====== MATERIALS PROVIDED ======
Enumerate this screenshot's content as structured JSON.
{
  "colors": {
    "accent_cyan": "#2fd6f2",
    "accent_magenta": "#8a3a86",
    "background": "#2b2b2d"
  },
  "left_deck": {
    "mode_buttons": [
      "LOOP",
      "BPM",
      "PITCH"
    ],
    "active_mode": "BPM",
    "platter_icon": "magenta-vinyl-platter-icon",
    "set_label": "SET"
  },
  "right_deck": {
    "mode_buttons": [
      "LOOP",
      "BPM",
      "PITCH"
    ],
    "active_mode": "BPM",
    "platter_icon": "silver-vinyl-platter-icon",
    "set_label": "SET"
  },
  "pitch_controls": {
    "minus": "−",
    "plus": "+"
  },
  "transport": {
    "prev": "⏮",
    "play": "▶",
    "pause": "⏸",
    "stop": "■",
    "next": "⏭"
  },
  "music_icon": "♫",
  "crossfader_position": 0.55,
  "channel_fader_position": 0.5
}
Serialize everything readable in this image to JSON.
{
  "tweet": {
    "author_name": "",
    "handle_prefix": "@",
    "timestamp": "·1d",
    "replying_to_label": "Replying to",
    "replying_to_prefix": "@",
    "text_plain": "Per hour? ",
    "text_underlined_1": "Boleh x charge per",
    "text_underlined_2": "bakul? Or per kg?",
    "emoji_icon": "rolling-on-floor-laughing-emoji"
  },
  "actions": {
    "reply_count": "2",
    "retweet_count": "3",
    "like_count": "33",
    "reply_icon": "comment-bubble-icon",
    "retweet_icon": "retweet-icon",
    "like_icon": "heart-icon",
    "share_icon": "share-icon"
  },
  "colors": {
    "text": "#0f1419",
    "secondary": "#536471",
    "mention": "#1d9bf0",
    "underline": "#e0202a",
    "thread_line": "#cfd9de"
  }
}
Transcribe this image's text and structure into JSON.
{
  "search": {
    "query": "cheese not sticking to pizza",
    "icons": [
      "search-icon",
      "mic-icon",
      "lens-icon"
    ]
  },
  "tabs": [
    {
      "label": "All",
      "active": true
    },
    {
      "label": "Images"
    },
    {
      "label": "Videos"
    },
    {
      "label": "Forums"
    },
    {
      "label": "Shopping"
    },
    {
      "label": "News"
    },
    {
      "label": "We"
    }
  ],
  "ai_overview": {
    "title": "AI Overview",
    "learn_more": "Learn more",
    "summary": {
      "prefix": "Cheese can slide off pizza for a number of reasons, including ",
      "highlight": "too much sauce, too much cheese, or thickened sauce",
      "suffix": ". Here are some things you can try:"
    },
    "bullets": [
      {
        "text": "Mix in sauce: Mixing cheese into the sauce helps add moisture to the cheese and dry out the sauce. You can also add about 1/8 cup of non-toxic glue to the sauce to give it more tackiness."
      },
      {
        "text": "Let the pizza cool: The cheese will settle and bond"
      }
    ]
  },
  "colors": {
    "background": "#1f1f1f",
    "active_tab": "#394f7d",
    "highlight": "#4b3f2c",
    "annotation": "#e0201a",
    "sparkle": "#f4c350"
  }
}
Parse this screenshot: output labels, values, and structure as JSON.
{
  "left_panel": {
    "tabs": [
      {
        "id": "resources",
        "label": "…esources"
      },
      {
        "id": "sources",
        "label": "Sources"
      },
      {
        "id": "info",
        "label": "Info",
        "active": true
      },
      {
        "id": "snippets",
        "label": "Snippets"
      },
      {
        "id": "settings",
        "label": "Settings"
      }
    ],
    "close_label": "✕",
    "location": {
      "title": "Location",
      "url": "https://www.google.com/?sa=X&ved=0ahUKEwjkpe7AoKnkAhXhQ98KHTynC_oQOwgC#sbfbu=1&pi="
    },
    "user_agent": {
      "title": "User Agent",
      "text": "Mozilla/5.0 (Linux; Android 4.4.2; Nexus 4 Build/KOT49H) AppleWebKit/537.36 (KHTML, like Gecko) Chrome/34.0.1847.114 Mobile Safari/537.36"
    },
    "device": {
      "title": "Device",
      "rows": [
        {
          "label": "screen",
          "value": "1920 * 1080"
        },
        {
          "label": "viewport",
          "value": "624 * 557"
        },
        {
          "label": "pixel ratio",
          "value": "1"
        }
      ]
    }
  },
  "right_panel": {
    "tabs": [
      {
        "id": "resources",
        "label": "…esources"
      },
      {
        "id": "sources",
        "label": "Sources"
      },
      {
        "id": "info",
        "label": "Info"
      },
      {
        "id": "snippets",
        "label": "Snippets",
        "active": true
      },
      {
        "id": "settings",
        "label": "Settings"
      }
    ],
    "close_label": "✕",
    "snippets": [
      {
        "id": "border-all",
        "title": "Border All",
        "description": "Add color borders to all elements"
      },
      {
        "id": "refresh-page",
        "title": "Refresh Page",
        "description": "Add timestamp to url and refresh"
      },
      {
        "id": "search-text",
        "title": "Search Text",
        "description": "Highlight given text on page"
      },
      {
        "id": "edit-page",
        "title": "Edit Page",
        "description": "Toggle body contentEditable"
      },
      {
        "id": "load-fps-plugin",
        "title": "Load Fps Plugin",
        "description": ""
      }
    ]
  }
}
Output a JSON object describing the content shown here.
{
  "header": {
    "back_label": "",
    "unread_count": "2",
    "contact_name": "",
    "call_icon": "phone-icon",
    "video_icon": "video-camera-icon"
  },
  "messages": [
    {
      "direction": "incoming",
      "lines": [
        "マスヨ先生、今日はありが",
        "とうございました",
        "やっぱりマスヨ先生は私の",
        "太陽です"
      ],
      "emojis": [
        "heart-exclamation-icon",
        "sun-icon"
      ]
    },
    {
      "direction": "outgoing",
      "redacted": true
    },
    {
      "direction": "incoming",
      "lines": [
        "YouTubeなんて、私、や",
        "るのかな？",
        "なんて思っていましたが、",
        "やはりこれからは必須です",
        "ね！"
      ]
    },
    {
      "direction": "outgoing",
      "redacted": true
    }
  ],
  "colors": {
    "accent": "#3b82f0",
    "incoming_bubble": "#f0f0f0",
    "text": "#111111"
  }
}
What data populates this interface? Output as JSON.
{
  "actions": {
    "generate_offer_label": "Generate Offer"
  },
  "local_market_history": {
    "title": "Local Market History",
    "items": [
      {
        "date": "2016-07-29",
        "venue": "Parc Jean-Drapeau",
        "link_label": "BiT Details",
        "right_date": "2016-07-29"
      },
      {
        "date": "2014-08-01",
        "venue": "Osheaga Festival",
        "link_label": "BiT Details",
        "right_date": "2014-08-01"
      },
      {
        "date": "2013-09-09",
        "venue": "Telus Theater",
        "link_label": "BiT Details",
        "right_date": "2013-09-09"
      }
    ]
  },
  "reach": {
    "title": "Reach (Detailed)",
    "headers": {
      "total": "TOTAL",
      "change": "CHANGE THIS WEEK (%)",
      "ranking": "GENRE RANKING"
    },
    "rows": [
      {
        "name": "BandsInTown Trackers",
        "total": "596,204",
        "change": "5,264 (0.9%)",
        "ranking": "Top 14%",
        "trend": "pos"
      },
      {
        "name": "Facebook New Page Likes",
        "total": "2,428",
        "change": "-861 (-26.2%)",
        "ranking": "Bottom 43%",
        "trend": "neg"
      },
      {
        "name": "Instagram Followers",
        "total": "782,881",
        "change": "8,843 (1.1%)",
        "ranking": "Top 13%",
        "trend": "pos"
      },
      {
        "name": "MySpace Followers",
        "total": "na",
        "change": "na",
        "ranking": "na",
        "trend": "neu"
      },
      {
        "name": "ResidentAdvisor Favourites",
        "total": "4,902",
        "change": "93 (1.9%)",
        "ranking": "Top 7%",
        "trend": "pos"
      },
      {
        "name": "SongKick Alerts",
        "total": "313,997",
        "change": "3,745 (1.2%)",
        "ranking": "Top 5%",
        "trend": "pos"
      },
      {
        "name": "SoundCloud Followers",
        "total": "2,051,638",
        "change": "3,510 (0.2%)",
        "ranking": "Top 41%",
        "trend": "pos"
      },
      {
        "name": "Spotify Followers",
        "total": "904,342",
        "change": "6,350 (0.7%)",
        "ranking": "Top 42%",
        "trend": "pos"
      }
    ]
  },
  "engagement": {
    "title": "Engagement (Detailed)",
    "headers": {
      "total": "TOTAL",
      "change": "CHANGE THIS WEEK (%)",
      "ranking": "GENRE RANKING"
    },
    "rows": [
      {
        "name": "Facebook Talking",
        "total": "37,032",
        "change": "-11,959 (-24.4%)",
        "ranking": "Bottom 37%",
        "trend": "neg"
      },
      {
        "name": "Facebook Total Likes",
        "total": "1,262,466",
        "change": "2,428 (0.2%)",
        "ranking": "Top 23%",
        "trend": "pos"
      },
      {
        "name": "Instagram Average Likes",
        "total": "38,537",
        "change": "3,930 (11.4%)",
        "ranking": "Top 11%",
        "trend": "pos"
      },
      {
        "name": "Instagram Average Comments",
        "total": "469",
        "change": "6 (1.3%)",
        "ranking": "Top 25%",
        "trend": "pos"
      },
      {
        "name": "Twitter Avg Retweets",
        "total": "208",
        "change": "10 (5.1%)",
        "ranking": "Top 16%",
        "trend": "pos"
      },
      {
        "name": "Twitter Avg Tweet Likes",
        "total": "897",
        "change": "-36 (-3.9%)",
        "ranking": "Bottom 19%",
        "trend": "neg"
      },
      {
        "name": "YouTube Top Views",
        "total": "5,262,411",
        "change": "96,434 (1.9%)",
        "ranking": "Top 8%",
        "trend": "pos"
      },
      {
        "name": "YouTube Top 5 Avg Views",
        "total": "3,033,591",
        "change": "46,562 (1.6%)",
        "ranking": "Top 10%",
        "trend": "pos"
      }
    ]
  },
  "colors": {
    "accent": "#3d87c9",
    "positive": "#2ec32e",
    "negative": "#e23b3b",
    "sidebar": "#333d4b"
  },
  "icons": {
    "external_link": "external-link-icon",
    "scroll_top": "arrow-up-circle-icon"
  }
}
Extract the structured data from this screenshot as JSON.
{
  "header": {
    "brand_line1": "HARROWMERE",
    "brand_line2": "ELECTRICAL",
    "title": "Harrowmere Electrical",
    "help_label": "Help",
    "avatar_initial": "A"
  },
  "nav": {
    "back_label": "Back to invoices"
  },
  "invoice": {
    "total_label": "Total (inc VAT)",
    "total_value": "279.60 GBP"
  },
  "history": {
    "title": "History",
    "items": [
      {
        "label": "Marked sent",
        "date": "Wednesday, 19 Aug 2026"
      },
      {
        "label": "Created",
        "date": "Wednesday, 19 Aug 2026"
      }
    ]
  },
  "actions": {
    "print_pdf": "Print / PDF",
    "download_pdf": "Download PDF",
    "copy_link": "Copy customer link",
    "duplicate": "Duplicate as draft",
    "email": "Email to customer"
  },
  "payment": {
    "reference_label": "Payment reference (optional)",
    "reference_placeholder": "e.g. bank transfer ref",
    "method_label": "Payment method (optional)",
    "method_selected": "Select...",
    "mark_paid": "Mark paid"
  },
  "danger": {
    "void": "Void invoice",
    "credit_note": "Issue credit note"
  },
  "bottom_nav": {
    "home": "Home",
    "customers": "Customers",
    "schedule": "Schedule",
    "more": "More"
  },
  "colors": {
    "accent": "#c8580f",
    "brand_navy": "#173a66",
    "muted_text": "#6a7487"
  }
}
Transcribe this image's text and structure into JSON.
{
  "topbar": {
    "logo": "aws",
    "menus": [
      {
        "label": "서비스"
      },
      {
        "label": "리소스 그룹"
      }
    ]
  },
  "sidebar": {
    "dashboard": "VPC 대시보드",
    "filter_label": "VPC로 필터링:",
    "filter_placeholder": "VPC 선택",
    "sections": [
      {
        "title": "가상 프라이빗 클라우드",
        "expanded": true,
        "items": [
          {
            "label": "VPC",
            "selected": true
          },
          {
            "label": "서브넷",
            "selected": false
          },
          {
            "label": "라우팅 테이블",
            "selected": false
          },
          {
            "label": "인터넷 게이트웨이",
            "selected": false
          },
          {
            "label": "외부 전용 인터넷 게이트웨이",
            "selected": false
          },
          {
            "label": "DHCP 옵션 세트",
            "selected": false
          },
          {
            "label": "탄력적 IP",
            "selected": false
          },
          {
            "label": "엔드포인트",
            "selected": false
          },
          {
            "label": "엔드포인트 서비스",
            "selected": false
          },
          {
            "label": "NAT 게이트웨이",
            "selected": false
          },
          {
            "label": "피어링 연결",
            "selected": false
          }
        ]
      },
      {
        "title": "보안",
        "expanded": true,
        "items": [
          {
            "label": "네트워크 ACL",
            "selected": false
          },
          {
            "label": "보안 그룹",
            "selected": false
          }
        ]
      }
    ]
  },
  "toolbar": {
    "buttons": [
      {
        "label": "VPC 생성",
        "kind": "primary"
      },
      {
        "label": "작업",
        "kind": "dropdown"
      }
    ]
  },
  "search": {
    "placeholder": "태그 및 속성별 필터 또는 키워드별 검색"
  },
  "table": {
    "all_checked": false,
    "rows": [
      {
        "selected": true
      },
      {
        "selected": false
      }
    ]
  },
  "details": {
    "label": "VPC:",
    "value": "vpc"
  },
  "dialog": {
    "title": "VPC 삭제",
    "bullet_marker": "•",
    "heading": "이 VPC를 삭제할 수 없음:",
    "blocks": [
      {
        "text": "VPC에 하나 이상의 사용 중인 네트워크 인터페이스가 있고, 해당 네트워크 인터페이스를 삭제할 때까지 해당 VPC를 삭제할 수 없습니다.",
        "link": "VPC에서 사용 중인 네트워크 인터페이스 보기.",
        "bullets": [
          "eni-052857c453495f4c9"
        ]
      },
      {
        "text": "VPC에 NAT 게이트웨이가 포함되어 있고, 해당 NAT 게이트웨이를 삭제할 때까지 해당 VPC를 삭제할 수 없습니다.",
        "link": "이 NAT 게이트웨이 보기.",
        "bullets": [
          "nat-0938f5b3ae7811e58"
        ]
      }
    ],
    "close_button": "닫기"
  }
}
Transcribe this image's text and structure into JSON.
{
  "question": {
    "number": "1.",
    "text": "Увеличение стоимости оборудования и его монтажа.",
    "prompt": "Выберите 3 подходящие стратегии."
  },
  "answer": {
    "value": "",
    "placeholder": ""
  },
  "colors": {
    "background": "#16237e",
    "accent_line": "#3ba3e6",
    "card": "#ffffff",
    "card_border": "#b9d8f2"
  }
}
======
● **EXERCISE OBJECTIVE**
Of the lines in the material, how many contain the word "JSON"? Reply with the number and nothing else.

● **CORRECT RESULT**
9